• **REQUIRED WORK**:
Return every line of the material exactly.

------------------------

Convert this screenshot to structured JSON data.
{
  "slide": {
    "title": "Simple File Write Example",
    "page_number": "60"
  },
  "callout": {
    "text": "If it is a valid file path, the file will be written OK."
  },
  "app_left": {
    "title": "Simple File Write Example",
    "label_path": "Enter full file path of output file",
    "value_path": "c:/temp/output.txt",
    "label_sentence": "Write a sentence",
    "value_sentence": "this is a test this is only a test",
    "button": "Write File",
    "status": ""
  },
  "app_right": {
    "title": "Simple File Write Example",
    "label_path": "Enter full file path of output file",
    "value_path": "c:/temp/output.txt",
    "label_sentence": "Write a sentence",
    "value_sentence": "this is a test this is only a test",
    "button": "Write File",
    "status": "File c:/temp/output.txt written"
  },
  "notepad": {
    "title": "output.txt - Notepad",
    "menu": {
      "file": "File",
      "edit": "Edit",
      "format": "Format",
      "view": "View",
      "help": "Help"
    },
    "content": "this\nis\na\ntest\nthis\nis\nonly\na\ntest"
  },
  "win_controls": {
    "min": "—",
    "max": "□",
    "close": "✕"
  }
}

------------------------

• **SOLUTION**:
Convert this screenshot to structured JSON data.
{
  "slide": {
    "title": "Simple File Write Example",
    "page_number": "60"
  },
  "callout": {
    "text": "If it is a valid file path, the file will be written OK."
  },
  "app_left": {
    "title": "Simple File Write Example",
    "label_path": "Enter full file path of output file",
    "value_path": "c:/temp/output.txt",
    "label_sentence": "Write a sentence",
    "value_sentence": "this is a test this is only a test",
    "button": "Write File",
    "status": ""
  },
  "app_right": {
    "title": "Simple File Write Example",
    "label_path": "Enter full file path of output file",
    "value_path": "c:/temp/output.txt",
    "label_sentence": "Write a sentence",
    "value_sentence": "this is a test this is only a test",
    "button": "Write File",
    "status": "File c:/temp/output.txt written"
  },
  "notepad": {
    "title": "output.txt - Notepad",
    "menu": {
      "file": "File",
      "edit": "Edit",
      "format": "Format",
      "view": "View",
      "help": "Help"
    },
    "content": "this\nis\na\ntest\nthis\nis\nonly\na\ntest"
  },
  "win_controls": {
    "min": "—",
    "max": "□",
    "close": "✕"
  }
}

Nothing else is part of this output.